Your instructions:
Return all lines in the material below that contain "可能造成爆炸".

Record set:

------------------------

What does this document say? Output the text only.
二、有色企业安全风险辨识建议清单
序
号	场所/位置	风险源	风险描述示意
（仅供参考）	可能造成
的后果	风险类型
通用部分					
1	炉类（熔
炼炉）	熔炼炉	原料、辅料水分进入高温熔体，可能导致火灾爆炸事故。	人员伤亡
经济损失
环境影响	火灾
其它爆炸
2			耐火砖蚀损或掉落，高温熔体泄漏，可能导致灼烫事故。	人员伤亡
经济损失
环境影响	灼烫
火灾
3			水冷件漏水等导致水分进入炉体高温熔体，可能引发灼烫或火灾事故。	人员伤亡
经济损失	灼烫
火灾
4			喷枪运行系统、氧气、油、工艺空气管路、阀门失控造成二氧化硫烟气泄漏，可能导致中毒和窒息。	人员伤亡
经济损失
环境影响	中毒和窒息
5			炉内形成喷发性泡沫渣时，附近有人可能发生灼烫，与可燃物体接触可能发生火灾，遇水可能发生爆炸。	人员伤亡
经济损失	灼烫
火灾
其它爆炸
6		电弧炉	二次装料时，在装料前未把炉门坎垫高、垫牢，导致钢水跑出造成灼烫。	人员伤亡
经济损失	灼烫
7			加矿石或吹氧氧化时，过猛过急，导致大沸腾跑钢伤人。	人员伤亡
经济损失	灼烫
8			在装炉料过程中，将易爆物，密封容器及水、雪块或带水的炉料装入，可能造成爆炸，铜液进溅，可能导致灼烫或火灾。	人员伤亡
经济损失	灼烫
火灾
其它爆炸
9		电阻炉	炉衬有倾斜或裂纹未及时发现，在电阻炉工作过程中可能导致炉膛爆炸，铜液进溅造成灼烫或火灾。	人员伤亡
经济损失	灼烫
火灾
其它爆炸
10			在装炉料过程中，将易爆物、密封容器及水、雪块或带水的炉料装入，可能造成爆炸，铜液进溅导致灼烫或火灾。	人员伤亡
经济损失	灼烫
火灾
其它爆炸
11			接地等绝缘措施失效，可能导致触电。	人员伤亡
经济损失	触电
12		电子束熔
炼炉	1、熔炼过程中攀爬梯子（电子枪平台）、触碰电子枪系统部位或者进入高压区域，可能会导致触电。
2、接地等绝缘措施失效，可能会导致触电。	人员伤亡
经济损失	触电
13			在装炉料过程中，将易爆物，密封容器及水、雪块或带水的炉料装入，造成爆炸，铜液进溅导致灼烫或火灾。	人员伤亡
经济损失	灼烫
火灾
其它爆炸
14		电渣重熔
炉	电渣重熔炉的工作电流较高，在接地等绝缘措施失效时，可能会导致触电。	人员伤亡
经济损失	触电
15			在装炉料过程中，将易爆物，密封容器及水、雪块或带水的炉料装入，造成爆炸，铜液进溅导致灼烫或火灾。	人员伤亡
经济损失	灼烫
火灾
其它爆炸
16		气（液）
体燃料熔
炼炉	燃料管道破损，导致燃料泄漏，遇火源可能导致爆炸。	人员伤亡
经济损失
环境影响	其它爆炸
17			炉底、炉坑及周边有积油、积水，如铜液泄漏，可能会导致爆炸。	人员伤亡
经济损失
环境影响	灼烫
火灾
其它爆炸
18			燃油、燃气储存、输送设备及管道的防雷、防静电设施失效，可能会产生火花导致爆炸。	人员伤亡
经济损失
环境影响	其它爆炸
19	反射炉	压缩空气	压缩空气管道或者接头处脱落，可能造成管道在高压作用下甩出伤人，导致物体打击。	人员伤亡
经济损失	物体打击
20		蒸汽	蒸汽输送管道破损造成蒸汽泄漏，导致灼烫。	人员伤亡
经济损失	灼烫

------------------------

Solved exercise:
8			在装炉料过程中，将易爆物，密封容器及水、雪块或带水的炉料装入，可能造成爆炸，铜液进溅，可能导致灼烫或火灾。	人员伤亡
10			在装炉料过程中，将易爆物、密封容器及水、雪块或带水的炉料装入，可能造成爆炸，铜液进溅导致灼烫或火灾。	人员伤亡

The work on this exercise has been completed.